DATA TO USE →
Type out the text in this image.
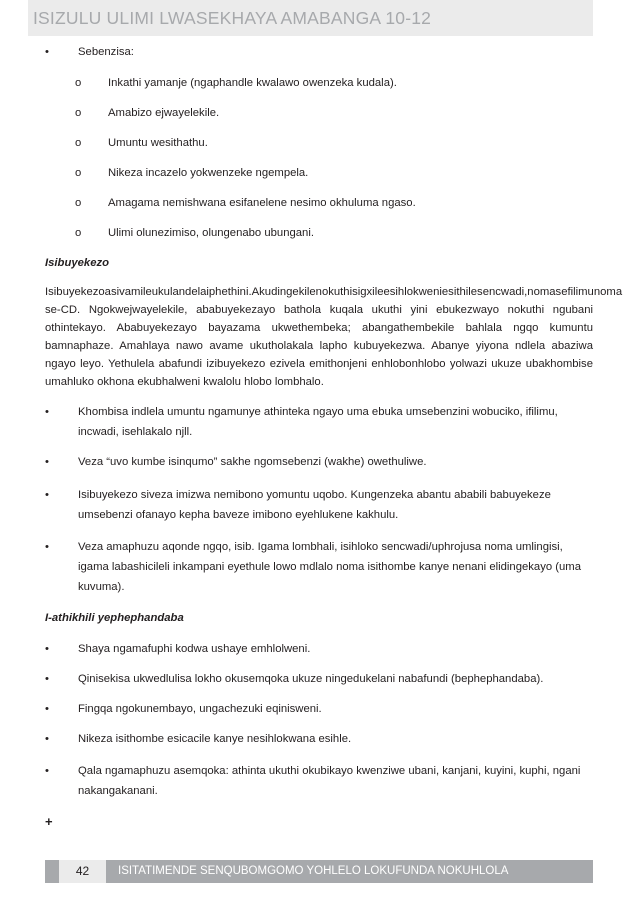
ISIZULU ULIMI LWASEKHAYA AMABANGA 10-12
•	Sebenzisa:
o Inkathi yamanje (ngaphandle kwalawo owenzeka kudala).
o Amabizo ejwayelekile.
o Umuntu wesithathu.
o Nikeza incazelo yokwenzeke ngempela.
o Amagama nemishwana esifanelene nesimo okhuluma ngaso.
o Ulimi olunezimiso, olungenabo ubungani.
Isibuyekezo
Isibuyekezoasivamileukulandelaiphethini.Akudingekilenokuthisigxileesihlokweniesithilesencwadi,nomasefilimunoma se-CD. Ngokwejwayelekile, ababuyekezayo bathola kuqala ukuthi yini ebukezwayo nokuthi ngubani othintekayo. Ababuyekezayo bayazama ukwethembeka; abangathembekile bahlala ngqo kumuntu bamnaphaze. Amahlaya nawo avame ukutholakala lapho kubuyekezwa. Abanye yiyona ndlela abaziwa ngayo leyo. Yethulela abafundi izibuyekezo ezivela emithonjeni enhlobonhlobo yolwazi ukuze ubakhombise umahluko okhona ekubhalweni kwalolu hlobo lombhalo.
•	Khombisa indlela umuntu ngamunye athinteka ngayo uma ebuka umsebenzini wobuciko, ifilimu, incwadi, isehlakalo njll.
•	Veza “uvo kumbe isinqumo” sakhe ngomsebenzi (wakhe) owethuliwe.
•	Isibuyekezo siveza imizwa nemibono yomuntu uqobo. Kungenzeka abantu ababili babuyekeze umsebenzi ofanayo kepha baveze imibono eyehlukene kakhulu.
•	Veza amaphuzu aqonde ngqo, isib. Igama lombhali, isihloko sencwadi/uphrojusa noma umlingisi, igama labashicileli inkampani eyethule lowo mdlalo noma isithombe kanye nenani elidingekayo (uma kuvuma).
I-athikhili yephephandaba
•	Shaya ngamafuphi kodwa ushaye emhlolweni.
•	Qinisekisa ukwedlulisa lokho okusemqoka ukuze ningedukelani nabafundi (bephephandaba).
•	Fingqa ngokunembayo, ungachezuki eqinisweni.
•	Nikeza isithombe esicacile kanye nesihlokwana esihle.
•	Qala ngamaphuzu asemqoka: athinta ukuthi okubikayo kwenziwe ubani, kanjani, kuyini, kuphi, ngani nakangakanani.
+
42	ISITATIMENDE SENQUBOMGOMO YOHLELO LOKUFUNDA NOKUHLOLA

...

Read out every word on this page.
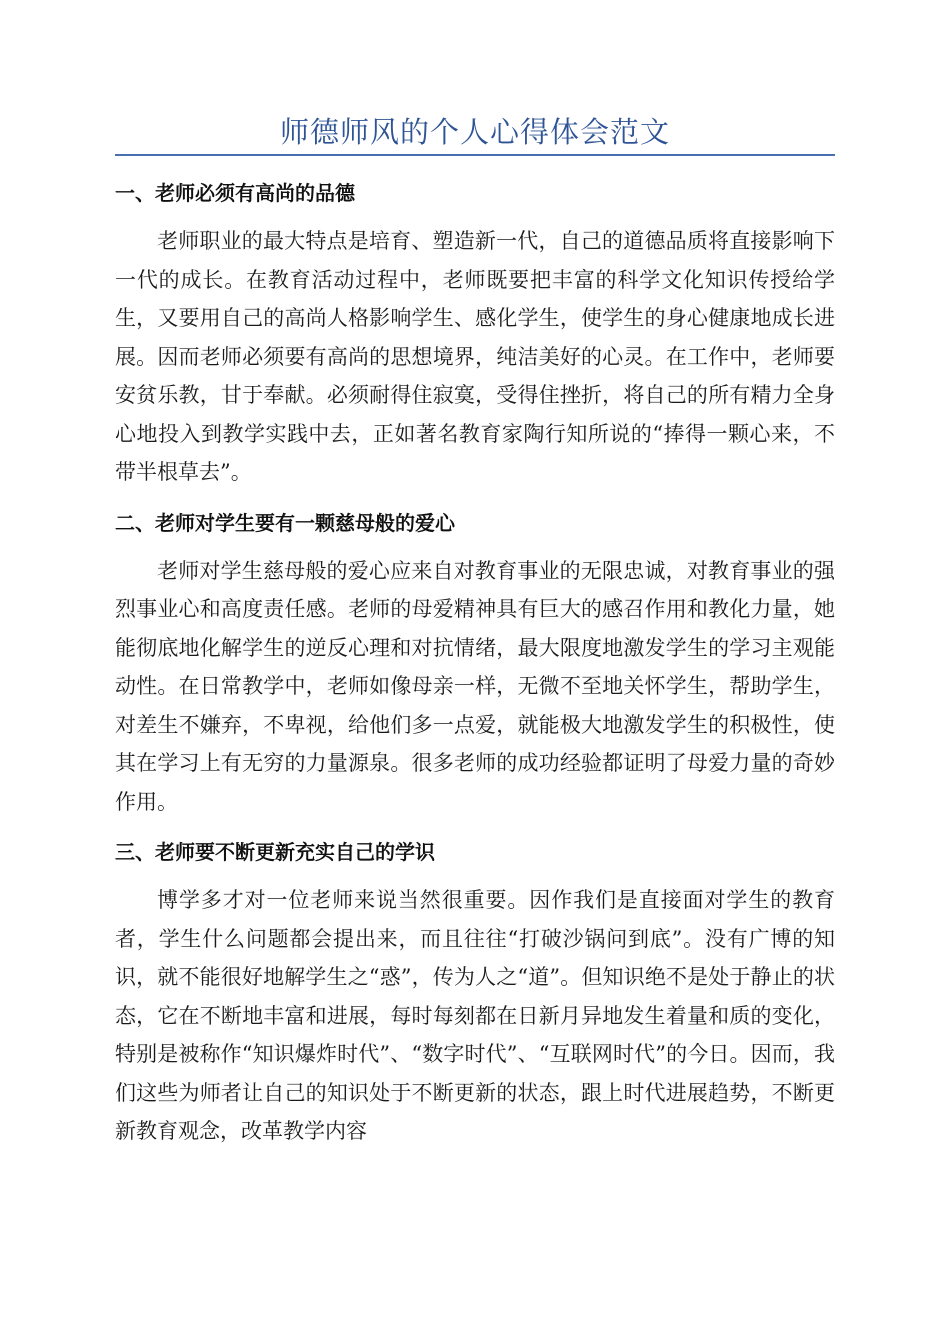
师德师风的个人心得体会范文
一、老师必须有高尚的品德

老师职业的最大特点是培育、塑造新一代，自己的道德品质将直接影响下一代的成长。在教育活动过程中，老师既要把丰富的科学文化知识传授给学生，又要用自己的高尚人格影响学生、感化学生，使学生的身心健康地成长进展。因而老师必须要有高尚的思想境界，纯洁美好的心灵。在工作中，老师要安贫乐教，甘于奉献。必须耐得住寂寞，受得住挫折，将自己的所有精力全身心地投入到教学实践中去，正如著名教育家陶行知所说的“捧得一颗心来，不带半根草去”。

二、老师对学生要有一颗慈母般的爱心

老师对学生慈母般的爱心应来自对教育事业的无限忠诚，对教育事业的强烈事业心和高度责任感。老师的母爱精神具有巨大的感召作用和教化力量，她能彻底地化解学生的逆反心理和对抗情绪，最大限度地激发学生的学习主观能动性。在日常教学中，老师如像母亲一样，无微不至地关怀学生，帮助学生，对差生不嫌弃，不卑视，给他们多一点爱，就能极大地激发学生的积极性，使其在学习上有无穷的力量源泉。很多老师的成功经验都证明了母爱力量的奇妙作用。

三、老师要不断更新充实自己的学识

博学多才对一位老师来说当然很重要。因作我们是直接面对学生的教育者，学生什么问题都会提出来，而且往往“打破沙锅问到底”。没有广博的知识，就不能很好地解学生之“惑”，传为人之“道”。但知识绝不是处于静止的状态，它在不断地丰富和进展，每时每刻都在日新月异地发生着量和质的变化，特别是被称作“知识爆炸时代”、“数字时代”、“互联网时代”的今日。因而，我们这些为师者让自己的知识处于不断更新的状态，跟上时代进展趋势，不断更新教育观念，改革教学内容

WHAT NEEDS TO BE DONE →
Of the lines in the data, how many hold the string "kanye"? State the number, nothing else.

TASK RESULT →
2